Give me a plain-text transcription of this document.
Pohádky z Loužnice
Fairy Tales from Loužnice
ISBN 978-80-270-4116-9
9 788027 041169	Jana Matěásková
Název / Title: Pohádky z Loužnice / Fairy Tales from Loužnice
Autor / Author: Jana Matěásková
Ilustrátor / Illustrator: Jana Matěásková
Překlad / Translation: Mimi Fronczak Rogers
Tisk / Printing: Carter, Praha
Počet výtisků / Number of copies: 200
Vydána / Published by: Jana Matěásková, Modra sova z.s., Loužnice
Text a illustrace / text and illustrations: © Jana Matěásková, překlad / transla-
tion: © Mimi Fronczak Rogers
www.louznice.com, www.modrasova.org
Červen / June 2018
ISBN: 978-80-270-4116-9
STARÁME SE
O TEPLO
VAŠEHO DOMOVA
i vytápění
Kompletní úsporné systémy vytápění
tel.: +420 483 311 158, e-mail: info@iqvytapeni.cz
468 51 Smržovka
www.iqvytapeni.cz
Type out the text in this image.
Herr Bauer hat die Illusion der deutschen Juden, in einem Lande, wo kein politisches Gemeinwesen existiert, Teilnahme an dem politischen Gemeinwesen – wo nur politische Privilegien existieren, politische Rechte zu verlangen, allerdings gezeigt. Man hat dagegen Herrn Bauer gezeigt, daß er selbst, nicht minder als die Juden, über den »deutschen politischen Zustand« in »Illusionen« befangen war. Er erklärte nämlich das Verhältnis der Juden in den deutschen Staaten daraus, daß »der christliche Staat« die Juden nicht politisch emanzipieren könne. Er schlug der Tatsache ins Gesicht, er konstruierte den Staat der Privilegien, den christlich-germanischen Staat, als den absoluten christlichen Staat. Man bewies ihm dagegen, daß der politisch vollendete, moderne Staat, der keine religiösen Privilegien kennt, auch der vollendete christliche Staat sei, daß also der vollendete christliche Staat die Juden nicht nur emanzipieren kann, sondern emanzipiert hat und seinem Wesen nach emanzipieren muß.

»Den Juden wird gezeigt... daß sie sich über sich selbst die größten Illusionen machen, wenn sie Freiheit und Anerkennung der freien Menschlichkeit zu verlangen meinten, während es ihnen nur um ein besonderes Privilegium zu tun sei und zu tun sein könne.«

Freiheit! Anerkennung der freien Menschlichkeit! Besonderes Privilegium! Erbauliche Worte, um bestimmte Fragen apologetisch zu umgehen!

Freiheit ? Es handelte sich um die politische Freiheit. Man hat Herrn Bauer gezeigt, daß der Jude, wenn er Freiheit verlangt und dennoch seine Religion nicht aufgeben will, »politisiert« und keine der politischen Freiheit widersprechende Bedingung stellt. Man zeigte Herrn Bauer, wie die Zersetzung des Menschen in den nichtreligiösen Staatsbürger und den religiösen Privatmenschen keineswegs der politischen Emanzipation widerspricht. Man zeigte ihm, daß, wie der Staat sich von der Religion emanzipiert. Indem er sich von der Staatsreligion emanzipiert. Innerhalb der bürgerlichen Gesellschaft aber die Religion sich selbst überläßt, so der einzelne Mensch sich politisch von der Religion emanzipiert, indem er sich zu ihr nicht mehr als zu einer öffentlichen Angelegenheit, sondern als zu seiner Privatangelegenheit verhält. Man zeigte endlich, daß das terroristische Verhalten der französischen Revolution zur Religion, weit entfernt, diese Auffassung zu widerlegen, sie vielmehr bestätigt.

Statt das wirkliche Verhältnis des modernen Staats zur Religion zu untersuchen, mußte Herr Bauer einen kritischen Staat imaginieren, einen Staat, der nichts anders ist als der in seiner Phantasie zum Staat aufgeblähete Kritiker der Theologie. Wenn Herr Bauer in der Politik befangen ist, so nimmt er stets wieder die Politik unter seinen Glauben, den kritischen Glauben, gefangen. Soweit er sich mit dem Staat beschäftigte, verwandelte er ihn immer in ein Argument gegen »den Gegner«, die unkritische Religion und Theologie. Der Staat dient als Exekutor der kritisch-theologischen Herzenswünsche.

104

────────────────────

What is needed
The records above should be restated word for word, please.

Final result
Give me a plain-text transcription of this document.
Pohádky z Loužnice
Fairy Tales from Loužnice
ISBN 978-80-270-4116-9
9 788027 041169	Jana Matěásková
Název / Title: Pohádky z Loužnice / Fairy Tales from Loužnice
Autor / Author: Jana Matěásková
Ilustrátor / Illustrator: Jana Matěásková
Překlad / Translation: Mimi Fronczak Rogers
Tisk / Printing: Carter, Praha
Počet výtisků / Number of copies: 200
Vydána / Published by: Jana Matěásková, Modra sova z.s., Loužnice
Text a illustrace / text and illustrations: © Jana Matěásková, překlad / transla-
tion: © Mimi Fronczak Rogers
www.louznice.com, www.modrasova.org
Červen / June 2018
ISBN: 978-80-270-4116-9
STARÁME SE
O TEPLO
VAŠEHO DOMOVA
i vytápění
Kompletní úsporné systémy vytápění
tel.: +420 483 311 158, e-mail: info@iqvytapeni.cz
468 51 Smržovka
www.iqvytapeni.cz
Type out the text in this image.
Herr Bauer hat die Illusion der deutschen Juden, in einem Lande, wo kein politisches Gemeinwesen existiert, Teilnahme an dem politischen Gemeinwesen – wo nur politische Privilegien existieren, politische Rechte zu verlangen, allerdings gezeigt. Man hat dagegen Herrn Bauer gezeigt, daß er selbst, nicht minder als die Juden, über den »deutschen politischen Zustand« in »Illusionen« befangen war. Er erklärte nämlich das Verhältnis der Juden in den deutschen Staaten daraus, daß »der christliche Staat« die Juden nicht politisch emanzipieren könne. Er schlug der Tatsache ins Gesicht, er konstruierte den Staat der Privilegien, den christlich-germanischen Staat, als den absoluten christlichen Staat. Man bewies ihm dagegen, daß der politisch vollendete, moderne Staat, der keine religiösen Privilegien kennt, auch der vollendete christliche Staat sei, daß also der vollendete christliche Staat die Juden nicht nur emanzipieren kann, sondern emanzipiert hat und seinem Wesen nach emanzipieren muß.

»Den Juden wird gezeigt... daß sie sich über sich selbst die größten Illusionen machen, wenn sie Freiheit und Anerkennung der freien Menschlichkeit zu verlangen meinten, während es ihnen nur um ein besonderes Privilegium zu tun sei und zu tun sein könne.«

Freiheit! Anerkennung der freien Menschlichkeit! Besonderes Privilegium! Erbauliche Worte, um bestimmte Fragen apologetisch zu umgehen!

Freiheit ? Es handelte sich um die politische Freiheit. Man hat Herrn Bauer gezeigt, daß der Jude, wenn er Freiheit verlangt und dennoch seine Religion nicht aufgeben will, »politisiert« und keine der politischen Freiheit widersprechende Bedingung stellt. Man zeigte Herrn Bauer, wie die Zersetzung des Menschen in den nichtreligiösen Staatsbürger und den religiösen Privatmenschen keineswegs der politischen Emanzipation widerspricht. Man zeigte ihm, daß, wie der Staat sich von der Religion emanzipiert. Indem er sich von der Staatsreligion emanzipiert. Innerhalb der bürgerlichen Gesellschaft aber die Religion sich selbst überläßt, so der einzelne Mensch sich politisch von der Religion emanzipiert, indem er sich zu ihr nicht mehr als zu einer öffentlichen Angelegenheit, sondern als zu seiner Privatangelegenheit verhält. Man zeigte endlich, daß das terroristische Verhalten der französischen Revolution zur Religion, weit entfernt, diese Auffassung zu widerlegen, sie vielmehr bestätigt.

Statt das wirkliche Verhältnis des modernen Staats zur Religion zu untersuchen, mußte Herr Bauer einen kritischen Staat imaginieren, einen Staat, der nichts anders ist als der in seiner Phantasie zum Staat aufgeblähete Kritiker der Theologie. Wenn Herr Bauer in der Politik befangen ist, so nimmt er stets wieder die Politik unter seinen Glauben, den kritischen Glauben, gefangen. Soweit er sich mit dem Staat beschäftigte, verwandelte er ihn immer in ein Argument gegen »den Gegner«, die unkritische Religion und Theologie. Der Staat dient als Exekutor der kritisch-theologischen Herzenswünsche.

104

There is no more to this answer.